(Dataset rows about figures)
##############################

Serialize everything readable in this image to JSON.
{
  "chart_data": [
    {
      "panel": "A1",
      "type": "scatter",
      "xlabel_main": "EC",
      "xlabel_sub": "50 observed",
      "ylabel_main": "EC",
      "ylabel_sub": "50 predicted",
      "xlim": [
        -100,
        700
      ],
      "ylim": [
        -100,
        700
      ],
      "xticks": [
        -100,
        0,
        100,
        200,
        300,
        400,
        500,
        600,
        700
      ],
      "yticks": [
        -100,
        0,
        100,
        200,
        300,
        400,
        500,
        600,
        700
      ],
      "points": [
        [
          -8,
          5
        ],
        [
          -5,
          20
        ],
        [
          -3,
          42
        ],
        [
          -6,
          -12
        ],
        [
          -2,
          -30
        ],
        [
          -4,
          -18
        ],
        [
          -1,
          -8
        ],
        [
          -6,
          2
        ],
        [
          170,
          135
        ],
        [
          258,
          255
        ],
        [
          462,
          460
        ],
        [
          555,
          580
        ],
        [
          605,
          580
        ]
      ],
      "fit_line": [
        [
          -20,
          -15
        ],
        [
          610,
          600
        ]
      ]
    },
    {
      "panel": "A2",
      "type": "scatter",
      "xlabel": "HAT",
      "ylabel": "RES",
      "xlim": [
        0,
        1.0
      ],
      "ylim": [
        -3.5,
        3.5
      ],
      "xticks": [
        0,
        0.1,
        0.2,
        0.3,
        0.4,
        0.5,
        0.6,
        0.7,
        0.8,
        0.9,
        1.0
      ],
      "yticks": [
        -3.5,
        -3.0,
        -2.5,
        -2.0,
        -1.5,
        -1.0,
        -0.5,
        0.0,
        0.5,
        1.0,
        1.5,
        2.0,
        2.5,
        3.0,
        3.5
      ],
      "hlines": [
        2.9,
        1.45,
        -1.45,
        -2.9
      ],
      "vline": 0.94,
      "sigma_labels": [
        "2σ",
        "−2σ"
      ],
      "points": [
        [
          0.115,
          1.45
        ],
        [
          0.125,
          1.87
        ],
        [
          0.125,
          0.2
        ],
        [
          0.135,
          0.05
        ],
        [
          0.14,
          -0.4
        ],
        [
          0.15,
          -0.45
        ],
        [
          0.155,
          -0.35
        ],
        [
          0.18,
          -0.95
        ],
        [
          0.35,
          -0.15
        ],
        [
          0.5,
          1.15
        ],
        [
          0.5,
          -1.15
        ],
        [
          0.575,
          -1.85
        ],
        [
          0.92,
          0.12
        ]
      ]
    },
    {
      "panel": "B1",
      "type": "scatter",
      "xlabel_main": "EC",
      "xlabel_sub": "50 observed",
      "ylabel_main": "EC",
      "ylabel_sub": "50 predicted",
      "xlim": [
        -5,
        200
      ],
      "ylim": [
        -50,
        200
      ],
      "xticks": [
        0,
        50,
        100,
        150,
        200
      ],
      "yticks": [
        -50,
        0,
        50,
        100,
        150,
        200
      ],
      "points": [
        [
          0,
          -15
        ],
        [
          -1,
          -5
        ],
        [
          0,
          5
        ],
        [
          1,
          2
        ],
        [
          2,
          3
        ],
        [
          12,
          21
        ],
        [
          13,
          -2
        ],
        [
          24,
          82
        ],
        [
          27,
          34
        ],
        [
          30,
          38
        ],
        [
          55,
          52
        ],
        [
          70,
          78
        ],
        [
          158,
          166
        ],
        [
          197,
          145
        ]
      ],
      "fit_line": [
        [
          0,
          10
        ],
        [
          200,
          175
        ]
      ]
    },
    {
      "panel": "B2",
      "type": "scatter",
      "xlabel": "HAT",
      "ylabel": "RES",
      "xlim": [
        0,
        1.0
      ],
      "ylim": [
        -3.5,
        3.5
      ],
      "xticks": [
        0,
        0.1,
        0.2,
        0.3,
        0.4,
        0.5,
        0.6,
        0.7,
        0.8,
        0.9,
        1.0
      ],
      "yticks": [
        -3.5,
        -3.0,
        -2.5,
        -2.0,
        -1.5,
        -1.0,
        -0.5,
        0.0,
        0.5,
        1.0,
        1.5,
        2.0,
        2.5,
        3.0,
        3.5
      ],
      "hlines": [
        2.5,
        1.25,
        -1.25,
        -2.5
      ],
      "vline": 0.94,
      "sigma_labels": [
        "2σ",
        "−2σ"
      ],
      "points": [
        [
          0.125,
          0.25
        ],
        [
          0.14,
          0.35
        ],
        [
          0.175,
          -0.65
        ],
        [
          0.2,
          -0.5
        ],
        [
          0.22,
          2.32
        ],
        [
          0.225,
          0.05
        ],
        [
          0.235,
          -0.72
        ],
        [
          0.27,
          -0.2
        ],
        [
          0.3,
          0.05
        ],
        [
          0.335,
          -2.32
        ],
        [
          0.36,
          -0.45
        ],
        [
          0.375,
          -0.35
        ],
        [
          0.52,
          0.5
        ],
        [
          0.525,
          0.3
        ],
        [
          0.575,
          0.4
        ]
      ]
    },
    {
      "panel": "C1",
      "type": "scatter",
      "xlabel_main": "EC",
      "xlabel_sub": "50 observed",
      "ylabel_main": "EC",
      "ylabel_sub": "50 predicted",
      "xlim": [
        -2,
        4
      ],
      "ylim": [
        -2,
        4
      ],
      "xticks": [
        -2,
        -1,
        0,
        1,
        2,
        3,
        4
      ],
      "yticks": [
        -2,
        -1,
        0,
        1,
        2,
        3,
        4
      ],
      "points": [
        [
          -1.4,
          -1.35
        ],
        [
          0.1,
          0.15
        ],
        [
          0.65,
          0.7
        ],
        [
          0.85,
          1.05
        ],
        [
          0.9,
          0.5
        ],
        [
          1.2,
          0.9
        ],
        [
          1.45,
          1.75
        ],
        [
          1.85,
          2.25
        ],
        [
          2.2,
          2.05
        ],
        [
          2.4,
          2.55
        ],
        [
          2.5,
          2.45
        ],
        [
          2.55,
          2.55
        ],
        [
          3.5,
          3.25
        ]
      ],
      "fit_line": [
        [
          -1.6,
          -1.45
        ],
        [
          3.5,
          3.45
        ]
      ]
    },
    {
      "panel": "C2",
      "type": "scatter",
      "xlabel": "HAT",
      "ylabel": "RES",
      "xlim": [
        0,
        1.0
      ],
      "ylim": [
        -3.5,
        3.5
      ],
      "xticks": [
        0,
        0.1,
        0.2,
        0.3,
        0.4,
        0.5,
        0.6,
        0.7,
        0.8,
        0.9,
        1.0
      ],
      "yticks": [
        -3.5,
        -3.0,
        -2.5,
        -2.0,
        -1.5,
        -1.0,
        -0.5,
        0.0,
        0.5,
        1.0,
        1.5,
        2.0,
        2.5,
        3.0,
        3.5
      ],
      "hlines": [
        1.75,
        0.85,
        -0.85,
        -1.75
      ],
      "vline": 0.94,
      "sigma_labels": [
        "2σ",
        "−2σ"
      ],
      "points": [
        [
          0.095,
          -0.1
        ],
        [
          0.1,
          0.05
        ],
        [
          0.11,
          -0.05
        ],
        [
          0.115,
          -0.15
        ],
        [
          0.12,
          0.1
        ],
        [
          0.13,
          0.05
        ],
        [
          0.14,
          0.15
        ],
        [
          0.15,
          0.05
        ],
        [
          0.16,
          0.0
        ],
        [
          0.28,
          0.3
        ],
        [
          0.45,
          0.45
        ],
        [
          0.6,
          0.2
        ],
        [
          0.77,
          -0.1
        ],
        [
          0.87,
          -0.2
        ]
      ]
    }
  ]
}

##############################

• **Task details**
Reproduce all data above, unchanged.

• **Task output**
Serialize everything readable in this image to JSON.
{
  "chart_data": [
    {
      "panel": "A1",
      "type": "scatter",
      "xlabel_main": "EC",
      "xlabel_sub": "50 observed",
      "ylabel_main": "EC",
      "ylabel_sub": "50 predicted",
      "xlim": [
        -100,
        700
      ],
      "ylim": [
        -100,
        700
      ],
      "xticks": [
        -100,
        0,
        100,
        200,
        300,
        400,
        500,
        600,
        700
      ],
      "yticks": [
        -100,
        0,
        100,
        200,
        300,
        400,
        500,
        600,
        700
      ],
      "points": [
        [
          -8,
          5
        ],
        [
          -5,
          20
        ],
        [
          -3,
          42
        ],
        [
          -6,
          -12
        ],
        [
          -2,
          -30
        ],
        [
          -4,
          -18
        ],
        [
          -1,
          -8
        ],
        [
          -6,
          2
        ],
        [
          170,
          135
        ],
        [
          258,
          255
        ],
        [
          462,
          460
        ],
        [
          555,
          580
        ],
        [
          605,
          580
        ]
      ],
      "fit_line": [
        [
          -20,
          -15
        ],
        [
          610,
          600
        ]
      ]
    },
    {
      "panel": "A2",
      "type": "scatter",
      "xlabel": "HAT",
      "ylabel": "RES",
      "xlim": [
        0,
        1.0
      ],
      "ylim": [
        -3.5,
        3.5
      ],
      "xticks": [
        0,
        0.1,
        0.2,
        0.3,
        0.4,
        0.5,
        0.6,
        0.7,
        0.8,
        0.9,
        1.0
      ],
      "yticks": [
        -3.5,
        -3.0,
        -2.5,
        -2.0,
        -1.5,
        -1.0,
        -0.5,
        0.0,
        0.5,
        1.0,
        1.5,
        2.0,
        2.5,
        3.0,
        3.5
      ],
      "hlines": [
        2.9,
        1.45,
        -1.45,
        -2.9
      ],
      "vline": 0.94,
      "sigma_labels": [
        "2σ",
        "−2σ"
      ],
      "points": [
        [
          0.115,
          1.45
        ],
        [
          0.125,
          1.87
        ],
        [
          0.125,
          0.2
        ],
        [
          0.135,
          0.05
        ],
        [
          0.14,
          -0.4
        ],
        [
          0.15,
          -0.45
        ],
        [
          0.155,
          -0.35
        ],
        [
          0.18,
          -0.95
        ],
        [
          0.35,
          -0.15
        ],
        [
          0.5,
          1.15
        ],
        [
          0.5,
          -1.15
        ],
        [
          0.575,
          -1.85
        ],
        [
          0.92,
          0.12
        ]
      ]
    },
    {
      "panel": "B1",
      "type": "scatter",
      "xlabel_main": "EC",
      "xlabel_sub": "50 observed",
      "ylabel_main": "EC",
      "ylabel_sub": "50 predicted",
      "xlim": [
        -5,
        200
      ],
      "ylim": [
        -50,
        200
      ],
      "xticks": [
        0,
        50,
        100,
        150,
        200
      ],
      "yticks": [
        -50,
        0,
        50,
        100,
        150,
        200
      ],
      "points": [
        [
          0,
          -15
        ],
        [
          -1,
          -5
        ],
        [
          0,
          5
        ],
        [
          1,
          2
        ],
        [
          2,
          3
        ],
        [
          12,
          21
        ],
        [
          13,
          -2
        ],
        [
          24,
          82
        ],
        [
          27,
          34
        ],
        [
          30,
          38
        ],
        [
          55,
          52
        ],
        [
          70,
          78
        ],
        [
          158,
          166
        ],
        [
          197,
          145
        ]
      ],
      "fit_line": [
        [
          0,
          10
        ],
        [
          200,
          175
        ]
      ]
    },
    {
      "panel": "B2",
      "type": "scatter",
      "xlabel": "HAT",
      "ylabel": "RES",
      "xlim": [
        0,
        1.0
      ],
      "ylim": [
        -3.5,
        3.5
      ],
      "xticks": [
        0,
        0.1,
        0.2,
        0.3,
        0.4,
        0.5,
        0.6,
        0.7,
        0.8,
        0.9,
        1.0
      ],
      "yticks": [
        -3.5,
        -3.0,
        -2.5,
        -2.0,
        -1.5,
        -1.0,
        -0.5,
        0.0,
        0.5,
        1.0,
        1.5,
        2.0,
        2.5,
        3.0,
        3.5
      ],
      "hlines": [
        2.5,
        1.25,
        -1.25,
        -2.5
      ],
      "vline": 0.94,
      "sigma_labels": [
        "2σ",
        "−2σ"
      ],
      "points": [
        [
          0.125,
          0.25
        ],
        [
          0.14,
          0.35
        ],
        [
          0.175,
          -0.65
        ],
        [
          0.2,
          -0.5
        ],
        [
          0.22,
          2.32
        ],
        [
          0.225,
          0.05
        ],
        [
          0.235,
          -0.72
        ],
        [
          0.27,
          -0.2
        ],
        [
          0.3,
          0.05
        ],
        [
          0.335,
          -2.32
        ],
        [
          0.36,
          -0.45
        ],
        [
          0.375,
          -0.35
        ],
        [
          0.52,
          0.5
        ],
        [
          0.525,
          0.3
        ],
        [
          0.575,
          0.4
        ]
      ]
    },
    {
      "panel": "C1",
      "type": "scatter",
      "xlabel_main": "EC",
      "xlabel_sub": "50 observed",
      "ylabel_main": "EC",
      "ylabel_sub": "50 predicted",
      "xlim": [
        -2,
        4
      ],
      "ylim": [
        -2,
        4
      ],
      "xticks": [
        -2,
        -1,
        0,
        1,
        2,
        3,
        4
      ],
      "yticks": [
        -2,
        -1,
        0,
        1,
        2,
        3,
        4
      ],
      "points": [
        [
          -1.4,
          -1.35
        ],
        [
          0.1,
          0.15
        ],
        [
          0.65,
          0.7
        ],
        [
          0.85,
          1.05
        ],
        [
          0.9,
          0.5
        ],
        [
          1.2,
          0.9
        ],
        [
          1.45,
          1.75
        ],
        [
          1.85,
          2.25
        ],
        [
          2.2,
          2.05
        ],
        [
          2.4,
          2.55
        ],
        [
          2.5,
          2.45
        ],
        [
          2.55,
          2.55
        ],
        [
          3.5,
          3.25
        ]
      ],
      "fit_line": [
        [
          -1.6,
          -1.45
        ],
        [
          3.5,
          3.45
        ]
      ]
    },
    {
      "panel": "C2",
      "type": "scatter",
      "xlabel": "HAT",
      "ylabel": "RES",
      "xlim": [
        0,
        1.0
      ],
      "ylim": [
        -3.5,
        3.5
      ],
      "xticks": [
        0,
        0.1,
        0.2,
        0.3,
        0.4,
        0.5,
        0.6,
        0.7,
        0.8,
        0.9,
        1.0
      ],
      "yticks": [
        -3.5,
        -3.0,
        -2.5,
        -2.0,
        -1.5,
        -1.0,
        -0.5,
        0.0,
        0.5,
        1.0,
        1.5,
        2.0,
        2.5,
        3.0,
        3.5
      ],
      "hlines": [
        1.75,
        0.85,
        -0.85,
        -1.75
      ],
      "vline": 0.94,
      "sigma_labels": [
        "2σ",
        "−2σ"
      ],
      "points": [
        [
          0.095,
          -0.1
        ],
        [
          0.1,
          0.05
        ],
        [
          0.11,
          -0.05
        ],
        [
          0.115,
          -0.15
        ],
        [
          0.12,
          0.1
        ],
        [
          0.13,
          0.05
        ],
        [
          0.14,
          0.15
        ],
        [
          0.15,
          0.05
        ],
        [
          0.16,
          0.0
        ],
        [
          0.28,
          0.3
        ],
        [
          0.45,
          0.45
        ],
        [
          0.6,
          0.2
        ],
        [
          0.77,
          -0.1
        ],
        [
          0.87,
          -0.2
        ]
      ]
    }
  ]
}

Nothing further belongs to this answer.